GIVEN TASK A ▸ From the rows, copy out word for word everything from the line containing "close-icon[interactable]: × —" down to the line containing "browser-tab[interactable]: blending multipl".

SOURCE EXTRACT ▸
***

To suggest that the stimulus has not created jobs defies the facts. There is an aggregate demand shortfall and the small business will not be hiring in this scenario. Small business can avoid paying higher taxes simply by setting up their business as corporations or reinvesting their profits. Tax increase for the rich is not job-killing but to address the imbalance. Why are the working and middle class paying more in taxes proportionately while the rich continues to enjoy the benefits of a civil society without paying their fair share?
Peter J Taylor
July 16, 2011, 2:56 p.m.
Thank you, David Rosenstock, for your reply to my question on July 10. I accept your answer to my example of a hypothetical transfer of school transport costs from the government to parents: i.e. that the fall in government spending will be balanced by the rise in private expenditure (synonymous with consumption), so GDP will remain the same. And the third change, the reduction in taxation, is (therefore correctly) not part of the equation. So, overall, people will be neither worse nor better off. In practice, poor parents with lots of children would feel financially squeezed, whilst people with no children would be more affluent.
Jeff Little
July 13, 2011, 4:57 p.m.
The graphs concerning unemployment duration are very interesting. Thanks for posting them. I think that the big reason you see the recent aberation is this is the only period of unwinding from an asset bubble. If you look at other economies with low tax rates combined with high long-term average P/E rates, I think that you will see similar ostrich neck graphs.

***

EXERCISE MATERIALS ▸
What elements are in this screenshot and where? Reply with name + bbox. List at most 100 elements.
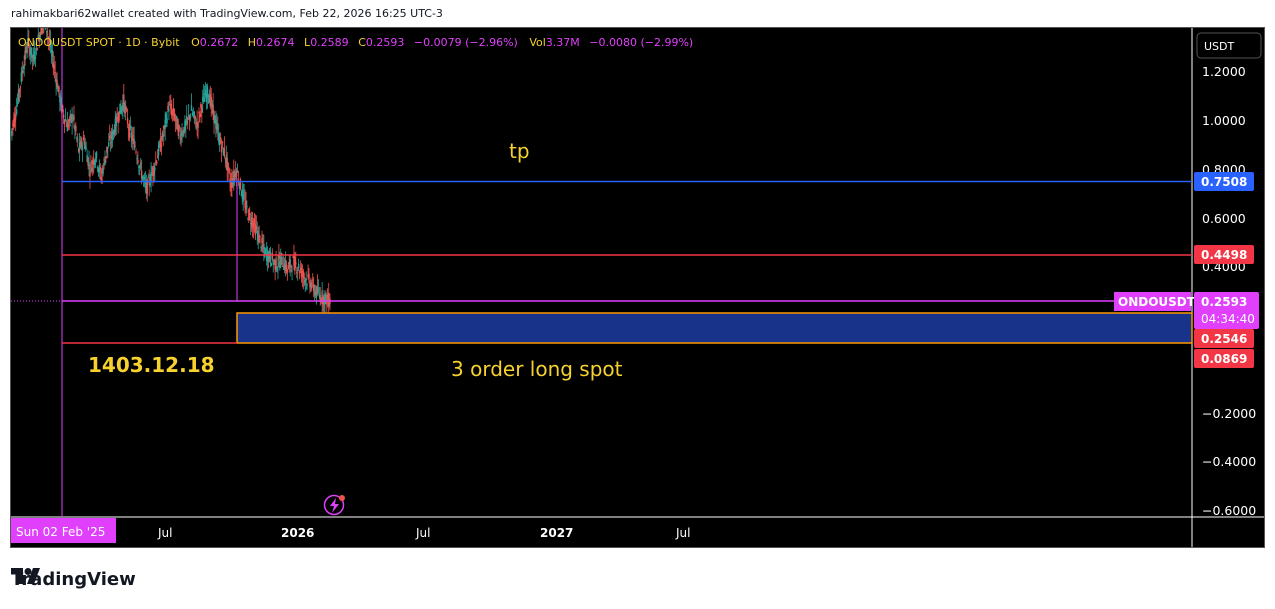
candle-body xyxy=(33,51,36,62)
candle-body xyxy=(306,284,308,286)
candle-body xyxy=(269,252,272,263)
candle-body xyxy=(202,96,204,102)
candle-body xyxy=(271,252,274,260)
candle-body xyxy=(45,28,47,30)
candle-body xyxy=(243,195,245,198)
time-axis-ticks: Jul 2026 Jul 2027 Jul xyxy=(157,526,690,540)
candle-body xyxy=(88,162,90,166)
candle-body xyxy=(221,141,224,144)
candle-body xyxy=(219,137,222,144)
candle-body xyxy=(290,265,292,267)
candle-body xyxy=(16,101,19,104)
candle-body xyxy=(180,137,182,141)
open-value: 0.2672 xyxy=(200,36,239,49)
candle-body xyxy=(255,226,258,230)
candle-body xyxy=(310,282,312,289)
tp-price-label: 0.7508 xyxy=(1201,175,1247,189)
candle-body xyxy=(245,200,247,210)
candle-body xyxy=(207,95,210,98)
candle-body xyxy=(19,86,22,88)
candle-body xyxy=(325,292,327,297)
candle-body xyxy=(18,89,21,93)
x-tick: Jul xyxy=(157,526,172,540)
candle-body xyxy=(233,170,235,182)
candle-body xyxy=(67,123,70,128)
price-chart[interactable]: ONDOUSDT SPOT · 1D · Bybit O0.2672 H0.26… xyxy=(11,28,1265,548)
candle-body xyxy=(96,167,99,169)
candle-body xyxy=(107,146,109,149)
candle-body xyxy=(51,50,54,57)
candle-body xyxy=(64,119,67,121)
y-tick: 1.2000 xyxy=(1202,64,1246,79)
candle-body xyxy=(15,109,18,115)
candle-body xyxy=(56,79,58,88)
candle-body xyxy=(223,147,226,157)
candle-body xyxy=(85,147,87,149)
candle-body xyxy=(135,151,137,153)
candle-body xyxy=(253,218,256,224)
candle-body xyxy=(200,103,202,108)
tradingview-logo-icon xyxy=(11,568,40,584)
candle-body xyxy=(94,158,97,162)
candle-body xyxy=(139,165,141,169)
date-annotation: 1403.12.18 xyxy=(88,353,215,377)
tradingview-logo[interactable]: TradingView xyxy=(11,568,136,590)
candle-body xyxy=(46,30,48,33)
x-tick: Jul xyxy=(675,526,690,540)
candle-body xyxy=(193,111,195,117)
candle-body xyxy=(317,289,320,292)
candle-body xyxy=(276,268,278,271)
candle-body xyxy=(297,263,300,269)
symbol-label: ONDOUSDT SPOT · 1D · Bybit xyxy=(18,36,180,49)
candle-body xyxy=(116,117,118,121)
candle-body xyxy=(137,159,139,164)
candle-body xyxy=(153,165,155,176)
tp-annotation: tp xyxy=(509,139,530,163)
candle-body xyxy=(20,72,23,82)
candle-body xyxy=(312,279,314,281)
candle-body xyxy=(105,156,107,158)
candle-body xyxy=(197,122,199,128)
candle-body xyxy=(123,94,125,105)
candle-body xyxy=(77,139,79,141)
candle-body xyxy=(140,162,142,165)
candle-body xyxy=(133,138,135,150)
candle-body xyxy=(186,116,188,124)
candle-body xyxy=(261,238,263,243)
resistance-price-label: 0.4498 xyxy=(1201,248,1247,262)
candle-body xyxy=(182,134,184,136)
candle-body xyxy=(26,51,28,53)
lightning-icon[interactable] xyxy=(323,494,346,516)
candle-body xyxy=(54,71,56,73)
candle-body xyxy=(178,125,180,129)
candle-body xyxy=(102,167,104,174)
candle-body xyxy=(99,167,101,171)
y-tick: 1.0000 xyxy=(1202,113,1246,128)
zone-annotation: 3 order long spot xyxy=(451,357,623,381)
candle-body xyxy=(129,125,132,129)
candle-body xyxy=(160,143,163,148)
candle-body xyxy=(131,136,133,141)
candle-body xyxy=(297,269,299,271)
candle-body xyxy=(174,119,177,121)
candle-body xyxy=(164,119,166,129)
candle-body xyxy=(252,223,255,230)
candle-body xyxy=(157,145,160,156)
candle-body xyxy=(22,71,24,73)
candle-body xyxy=(308,273,310,279)
countdown-label: 04:34:40 xyxy=(1201,312,1255,326)
candle-body xyxy=(15,117,17,120)
candle-body xyxy=(100,177,102,181)
candle-body xyxy=(248,209,250,221)
candle-body xyxy=(194,115,196,120)
candle-body xyxy=(291,270,293,272)
candle-body xyxy=(228,168,230,171)
candle-body xyxy=(91,167,93,172)
candle-body xyxy=(93,161,96,165)
chart-frame[interactable]: ONDOUSDT SPOT · 1D · Bybit O0.2672 H0.26… xyxy=(10,27,1265,548)
candle-body xyxy=(166,118,168,123)
x-tick: 2027 xyxy=(540,526,573,540)
zone-bottom-label: 0.0869 xyxy=(1201,352,1247,366)
long-spot-zone[interactable] xyxy=(236,312,1193,344)
candle-body xyxy=(203,97,206,102)
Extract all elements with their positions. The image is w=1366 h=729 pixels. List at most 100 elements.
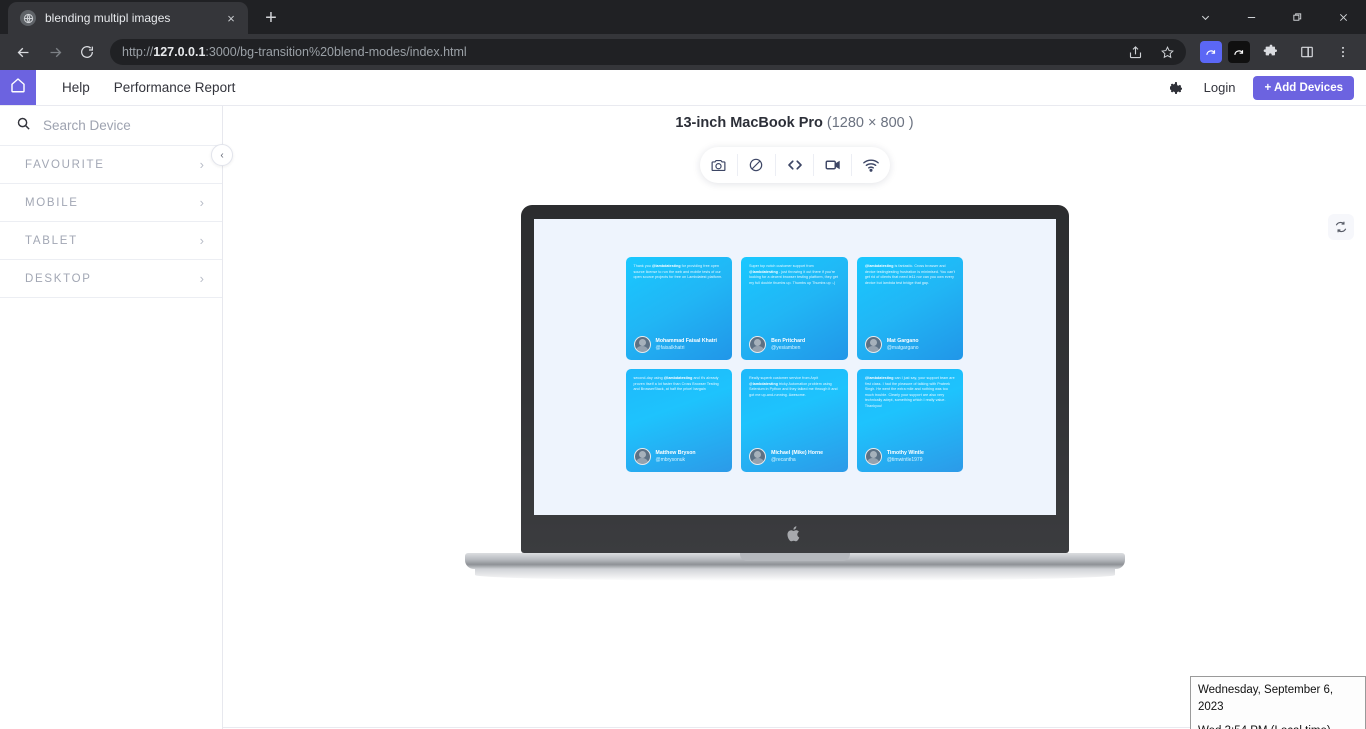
close-icon[interactable]: × — [222, 9, 240, 27]
author-handle: @mbrysonuk — [655, 456, 686, 463]
testimonial-card: Thank you @lambdatesting for providing f… — [625, 257, 733, 360]
url-text: http://127.0.0.1:3000/bg-transition%20bl… — [122, 45, 467, 59]
forward-arrow-icon[interactable] — [40, 37, 70, 67]
mention-handle: @lambdatesting — [651, 264, 681, 268]
mention-handle: @lambdatesting — [749, 381, 778, 386]
chevron-right-icon: › — [199, 233, 204, 248]
testimonial-card: @lambdatesting can I just say, your supp… — [856, 369, 964, 472]
extension-icons — [1194, 37, 1358, 67]
avatar — [864, 448, 882, 465]
search-device-row[interactable]: Search Device — [0, 106, 222, 146]
device-mockup: Thank you @lambdatesting for providing f… — [464, 205, 1125, 581]
avatar — [749, 448, 767, 465]
chevron-right-icon: › — [199, 195, 204, 210]
laptop-shadow — [474, 569, 1115, 581]
nav-performance-report[interactable]: Performance Report — [114, 80, 236, 95]
browser-tab[interactable]: blending multipl images × — [8, 2, 248, 34]
sidebar-collapse-button[interactable]: ‹ — [211, 144, 233, 166]
sidebar-item-desktop[interactable]: DESKTOP › — [0, 260, 222, 298]
home-button[interactable] — [0, 70, 36, 105]
laptop-lid: Thank you @lambdatesting for providing f… — [520, 205, 1069, 553]
refresh-icon[interactable] — [1328, 214, 1354, 240]
testimonial-quote: @lambdatesting can I just say, your supp… — [864, 376, 955, 408]
sidebar-item-label: MOBILE — [25, 196, 79, 209]
author-handle: @recantha — [771, 456, 796, 463]
header-actions: Login + Add Devices — [1166, 70, 1366, 105]
mention-handle: @lambdatesting — [749, 269, 778, 274]
login-link[interactable]: Login — [1204, 80, 1236, 95]
chevron-right-icon: › — [199, 157, 204, 172]
browser-tab-strip: blending multipl images × + — [0, 0, 1366, 34]
sidebar-item-mobile[interactable]: MOBILE › — [0, 184, 222, 222]
no-entry-icon[interactable] — [738, 154, 776, 176]
share-icon[interactable] — [1120, 37, 1150, 67]
browser-toolbar: http://127.0.0.1:3000/bg-transition%20bl… — [0, 34, 1366, 70]
extension-black-icon[interactable] — [1228, 41, 1250, 63]
testimonial-author: Michael (Mike) Horne @recantha — [749, 443, 840, 465]
video-record-icon[interactable] — [814, 154, 853, 176]
avatar — [864, 336, 882, 353]
device-title: 13-inch MacBook Pro (1280 × 800 ) — [223, 106, 1366, 131]
sidebar-item-favourite[interactable]: FAVOURITE › — [0, 146, 222, 184]
three-dot-menu-icon[interactable] — [1328, 37, 1358, 67]
testimonial-card: second-day using @lambdatesting and it's… — [625, 369, 733, 472]
testimonial-quote: Super top notch customer support from @l… — [749, 264, 838, 285]
search-input[interactable]: Search Device — [43, 118, 131, 133]
add-devices-button[interactable]: + Add Devices — [1253, 75, 1354, 100]
address-bar[interactable]: http://127.0.0.1:3000/bg-transition%20bl… — [110, 39, 1186, 65]
chevron-down-icon[interactable] — [1182, 0, 1228, 34]
maximize-icon[interactable] — [1274, 0, 1320, 34]
testimonial-author: Mohammad Faisal Khatri @faisalkhatri — [633, 331, 725, 353]
tab-title: blending multipl images — [45, 11, 171, 25]
sidebar-item-label: DESKTOP — [25, 272, 92, 285]
globe-icon — [20, 10, 36, 26]
header-nav: Help Performance Report — [36, 70, 235, 105]
testimonial-card: Super top notch customer support from @l… — [741, 257, 848, 360]
search-icon — [16, 116, 31, 136]
window-controls — [1182, 0, 1366, 34]
laptop-base — [464, 553, 1125, 569]
testimonial-author: Matthew Bryson @mbrysonuk — [633, 443, 725, 465]
nav-help[interactable]: Help — [62, 80, 90, 95]
mention-handle: @lambdatesting — [663, 376, 693, 380]
testimonial-author: Timothy Wintle @timwintle1979 — [864, 443, 956, 465]
testimonial-grid: Thank you @lambdatesting for providing f… — [534, 219, 1056, 510]
extension-blue-icon[interactable] — [1200, 41, 1222, 63]
wifi-throttle-icon[interactable] — [852, 154, 889, 176]
laptop-notch — [739, 553, 850, 561]
chevron-right-icon: › — [199, 271, 204, 286]
app-header: Help Performance Report Login + Add Devi… — [0, 70, 1366, 106]
testimonial-card: Really superb customer service from Arpi… — [741, 369, 848, 472]
new-tab-button[interactable]: + — [257, 4, 285, 32]
tooltip-local-time: Wed 3:54 PM (Local time) — [1198, 723, 1358, 729]
avatar — [749, 336, 767, 353]
sidebar-item-tablet[interactable]: TABLET › — [0, 222, 222, 260]
main-canvas: 13-inch MacBook Pro (1280 × 800 ) Thank … — [223, 106, 1366, 729]
mention-handle: @lambdatesting — [864, 376, 894, 380]
side-panel-icon[interactable] — [1292, 37, 1322, 67]
testimonial-author: Mat Gargano @matgargano — [864, 331, 956, 353]
device-toolbar — [699, 147, 890, 183]
reload-icon[interactable] — [72, 37, 102, 67]
testimonial-quote: @lambdatesting is fantastic. Cross brows… — [864, 264, 956, 285]
device-name: 13-inch MacBook Pro — [675, 115, 823, 131]
gear-icon[interactable] — [1166, 78, 1186, 98]
close-icon[interactable] — [1320, 0, 1366, 34]
code-icon[interactable] — [776, 154, 815, 176]
minimize-icon[interactable] — [1228, 0, 1274, 34]
author-handle: @matgargano — [886, 344, 919, 351]
bookmark-star-icon[interactable] — [1152, 37, 1182, 67]
testimonial-author: Ben Pritchard @yesiamben — [749, 331, 840, 353]
clock-tooltip: Wednesday, September 6, 2023 Wed 3:54 PM… — [1190, 676, 1366, 729]
sidebar: Search Device FAVOURITE › MOBILE › TABLE… — [0, 106, 233, 729]
device-preview-screen[interactable]: Thank you @lambdatesting for providing f… — [533, 219, 1056, 515]
testimonial-quote: Really superb customer service from Arpi… — [749, 376, 838, 397]
screenshot-icon[interactable] — [700, 154, 738, 176]
author-handle: @faisalkhatri — [655, 344, 685, 351]
avatar — [633, 448, 651, 465]
puzzle-piece-icon[interactable] — [1256, 37, 1286, 67]
author-handle: @yesiamben — [771, 344, 801, 351]
avatar — [633, 336, 651, 353]
back-arrow-icon[interactable] — [8, 37, 38, 67]
sidebar-item-label: TABLET — [25, 234, 78, 247]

***

GIVEN TASK B ▸ According to the comments on taxes and the economy, how can small businesses avoid paying higher taxes?

FINAL ANSWER A ▸
close-icon[interactable]: × — [222, 9, 240, 27]
author-handle: @mbrysonuk — [655, 456, 686, 463]
testimonial-card: Thank you @lambdatesting for providing f… — [625, 257, 733, 360]
url-text: http://127.0.0.1:3000/bg-transition%20bl… — [122, 45, 467, 59]
forward-arrow-icon[interactable] — [40, 37, 70, 67]
mention-handle: @lambdatesting — [651, 264, 681, 268]
mention-handle: @lambdatesting — [749, 381, 778, 386]
chevron-right-icon: › — [199, 233, 204, 248]
testimonial-card: @lambdatesting can I just say, your supp… — [856, 369, 964, 472]
extension-icons — [1194, 37, 1358, 67]
avatar — [864, 448, 882, 465]
search-device-row[interactable]: Search Device — [0, 106, 222, 146]
device-mockup: Thank you @lambdatesting for providing f… — [464, 205, 1125, 581]
avatar — [749, 448, 767, 465]
chevron-right-icon: › — [199, 195, 204, 210]
laptop-shadow — [474, 569, 1115, 581]
nav-performance-report[interactable]: Performance Report — [114, 80, 236, 95]
browser-tab[interactable]: blending multipl images × — [8, 2, 248, 34]

FINAL ANSWER B ▸ They can set up their businesses as corporations or reinvest their profits.